**Work required:**
Type the records out again in full, exactly.

**Supplied material:**
--------------------------------

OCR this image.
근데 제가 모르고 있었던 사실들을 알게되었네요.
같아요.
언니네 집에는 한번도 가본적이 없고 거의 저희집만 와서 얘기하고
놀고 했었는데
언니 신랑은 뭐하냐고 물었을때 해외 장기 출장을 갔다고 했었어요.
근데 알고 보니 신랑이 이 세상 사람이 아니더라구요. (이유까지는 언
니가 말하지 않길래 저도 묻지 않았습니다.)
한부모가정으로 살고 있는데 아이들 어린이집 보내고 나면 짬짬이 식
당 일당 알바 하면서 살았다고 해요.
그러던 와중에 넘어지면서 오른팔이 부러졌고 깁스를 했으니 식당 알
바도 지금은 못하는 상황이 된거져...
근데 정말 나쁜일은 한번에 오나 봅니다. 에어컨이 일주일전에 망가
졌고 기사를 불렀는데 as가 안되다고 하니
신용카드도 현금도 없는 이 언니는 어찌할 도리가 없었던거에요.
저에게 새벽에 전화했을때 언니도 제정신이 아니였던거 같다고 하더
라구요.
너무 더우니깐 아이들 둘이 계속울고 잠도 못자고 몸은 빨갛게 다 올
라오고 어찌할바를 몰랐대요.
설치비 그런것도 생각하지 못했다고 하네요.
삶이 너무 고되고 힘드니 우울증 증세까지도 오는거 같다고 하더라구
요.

--------------------------------

**Task output:**
OCR this image.
근데 제가 모르고 있었던 사실들을 알게되었네요.
같아요.
언니네 집에는 한번도 가본적이 없고 거의 저희집만 와서 얘기하고
놀고 했었는데
언니 신랑은 뭐하냐고 물었을때 해외 장기 출장을 갔다고 했었어요.
근데 알고 보니 신랑이 이 세상 사람이 아니더라구요. (이유까지는 언
니가 말하지 않길래 저도 묻지 않았습니다.)
한부모가정으로 살고 있는데 아이들 어린이집 보내고 나면 짬짬이 식
당 일당 알바 하면서 살았다고 해요.
그러던 와중에 넘어지면서 오른팔이 부러졌고 깁스를 했으니 식당 알
바도 지금은 못하는 상황이 된거져...
근데 정말 나쁜일은 한번에 오나 봅니다. 에어컨이 일주일전에 망가
졌고 기사를 불렀는데 as가 안되다고 하니
신용카드도 현금도 없는 이 언니는 어찌할 도리가 없었던거에요.
저에게 새벽에 전화했을때 언니도 제정신이 아니였던거 같다고 하더
라구요.
너무 더우니깐 아이들 둘이 계속울고 잠도 못자고 몸은 빨갛게 다 올
라오고 어찌할바를 몰랐대요.
설치비 그런것도 생각하지 못했다고 하네요.
삶이 너무 고되고 힘드니 우울증 증세까지도 오는거 같다고 하더라구
요.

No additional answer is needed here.